Document transcript data:
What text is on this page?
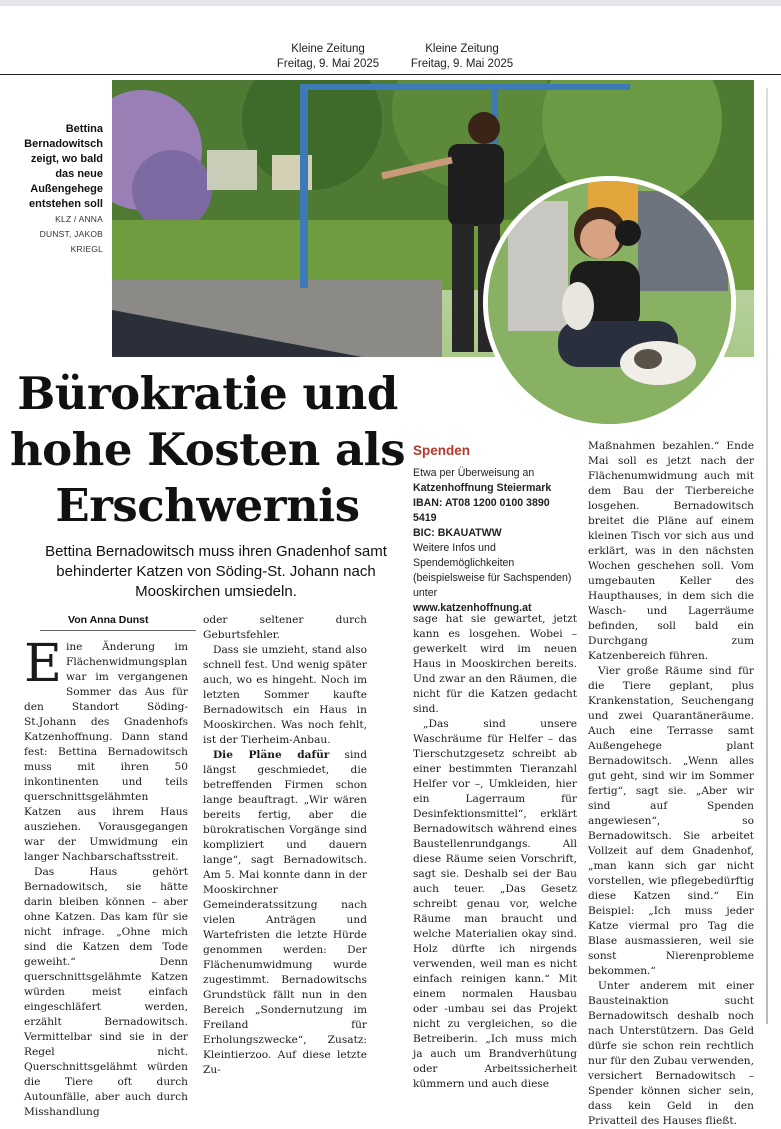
Kleine Zeitung
Freitag, 9. Mai 2025
Kleine Zeitung
Freitag, 9. Mai 2025
Bettina Bernadowitsch zeigt, wo bald das neue Außengehege entstehen soll KLZ / ANNA DUNST, JAKOB KRIEGL
Bürokratie und hohe Kosten als Erschwernis
Bettina Bernadowitsch muss ihren Gnadenhof samt behinderter Katzen von Söding-St. Johann nach Mooskirchen umsiedeln.
Von Anna Dunst

Eine Änderung im Flächenwidmungsplan war im vergangenen Sommer das Aus für den Standort Söding-St.Johann des Gnadenhofs Katzenhoffnung. Dann stand fest: Bettina Bernadowitsch muss mit ihren 50 inkontinenten und teils querschnittsgelähmten Katzen aus ihrem Haus ausziehen. Vorausgegangen war der Umwidmung ein langer Nachbarschaftsstreit.

Das Haus gehört Bernadowitsch, sie hätte darin bleiben können – aber ohne Katzen. Das kam für sie nicht infrage. „Ohne mich sind die Katzen dem Tode geweiht.“ Denn querschnittsgelähmte Katzen würden meist einfach eingeschläfert werden, erzählt Bernadowitsch. Vermittelbar sind sie in der Regel nicht. Querschnittsgelähmt würden die Tiere oft durch Autounfälle, aber auch durch Misshandlung

oder seltener durch Geburtsfehler.

Dass sie umzieht, stand also schnell fest. Und wenig später auch, wo es hingeht. Noch im letzten Sommer kaufte Bernadowitsch ein Haus in Mooskirchen. Was noch fehlt, ist der Tierheim-Anbau.

Die Pläne dafür sind längst geschmiedet, die betreffenden Firmen schon lange beauftragt. „Wir wären bereits fertig, aber die bürokratischen Vorgänge sind kompliziert und dauern lange“, sagt Bernadowitsch. Am 5. Mai konnte dann in der Mooskirchner Gemeinderatssitzung nach vielen Anträgen und Wartefristen die letzte Hürde genommen werden: Der Flächenumwidmung wurde zugestimmt. Bernadowitschs Grundstück fällt nun in den Bereich „Sondernutzung im Freiland für Erholungszwecke“, Zusatz: Kleintierzoo. Auf diese letzte Zu-

Spenden
Etwa per Überweisung an
Katzenhoffnung Steiermark
IBAN: AT08 1200 0100 3890 5419
BIC: BKAUATWW
Weitere Infos und Spendemöglichkeiten (beispielsweise für Sachspenden) unter
www.katzenhoffnung.at

sage hat sie gewartet, jetzt kann es losgehen. Wobei – gewerkelt wird im neuen Haus in Mooskirchen bereits. Und zwar an den Räumen, die nicht für die Katzen gedacht sind.

„Das sind unsere Waschräume für Helfer – das Tierschutzgesetz schreibt ab einer bestimmten Tieranzahl Helfer vor –, Umkleiden, hier ein Lagerraum für Desinfektionsmittel“, erklärt Bernadowitsch während eines Baustellenrundgangs. All diese Räume seien Vorschrift, sagt sie. Deshalb sei der Bau auch teuer. „Das Gesetz schreibt genau vor, welche Räume man braucht und welche Materialien okay sind. Holz dürfte ich nirgends verwenden, weil man es nicht einfach reinigen kann.“ Mit einem normalen Hausbau oder -umbau sei das Projekt nicht zu vergleichen, so die Betreiberin. „Ich muss mich ja auch um Brandverhütung oder Arbeitssicherheit kümmern und auch diese

Maßnahmen bezahlen.“ Ende Mai soll es jetzt nach der Flächenumwidmung auch mit dem Bau der Tierbereiche losgehen. Bernadowitsch breitet die Pläne auf einem kleinen Tisch vor sich aus und erklärt, was in den nächsten Wochen geschehen soll. Vom umgebauten Keller des Haupthauses, in dem sich die Wasch- und Lagerräume befinden, soll bald ein Durchgang zum Katzenbereich führen.

Vier große Räume sind für die Tiere geplant, plus Krankenstation, Seuchengang und zwei Quarantäneräume. Auch eine Terrasse samt Außengehege plant Bernadowitsch. „Wenn alles gut geht, sind wir im Sommer fertig“, sagt sie. „Aber wir sind auf Spenden angewiesen“, so Bernadowitsch. Sie arbeitet Vollzeit auf dem Gnadenhof, „man kann sich gar nicht vorstellen, wie pflegebedürftig diese Katzen sind.“ Ein Beispiel: „Ich muss jeder Katze viermal pro Tag die Blase ausmassieren, weil sie sonst Nierenprobleme bekommen.“

Unter anderem mit einer Bausteinaktion sucht Bernadowitsch deshalb noch nach Unterstützern. Das Geld dürfe sie schon rein rechtlich nur für den Zubau verwenden, versichert Bernadowitsch – Spender können sicher sein, dass kein Geld in den Privatteil des Hauses fließt.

WORK INSTRUCTION:
Copy out every line of the data where the word "kann" occurs.

PROBLEM SOLUTION:
sage hat sie gewartet, jetzt kann es losgehen. Wobei – gewerkelt wird im neuen Haus in Mooskirchen bereits. Und zwar an den Räumen, die nicht für die Katzen gedacht sind.
„Das sind unsere Waschräume für Helfer – das Tierschutzgesetz schreibt ab einer bestimmten Tieranzahl Helfer vor –, Umkleiden, hier ein Lagerraum für Desinfektionsmittel“, erklärt Bernadowitsch während eines Baustellenrundgangs. All diese Räume seien Vorschrift, sagt sie. Deshalb sei der Bau auch teuer. „Das Gesetz schreibt genau vor, welche Räume man braucht und welche Materialien okay sind. Holz dürfte ich nirgends verwenden, weil man es nicht einfach reinigen kann.“ Mit einem normalen Hausbau oder -umbau sei das Projekt nicht zu vergleichen, so die Betreiberin. „Ich muss mich ja auch um Brandverhütung oder Arbeitssicherheit kümmern und auch diese
Vier große Räume sind für die Tiere geplant, plus Krankenstation, Seuchengang und zwei Quarantäneräume. Auch eine Terrasse samt Außengehege plant Bernadowitsch. „Wenn alles gut geht, sind wir im Sommer fertig“, sagt sie. „Aber wir sind auf Spenden angewiesen“, so Bernadowitsch. Sie arbeitet Vollzeit auf dem Gnadenhof, „man kann sich gar nicht vorstellen, wie pflegebedürftig diese Katzen sind.“ Ein Beispiel: „Ich muss jeder Katze viermal pro Tag die Blase ausmassieren, weil sie sonst Nierenprobleme bekommen.“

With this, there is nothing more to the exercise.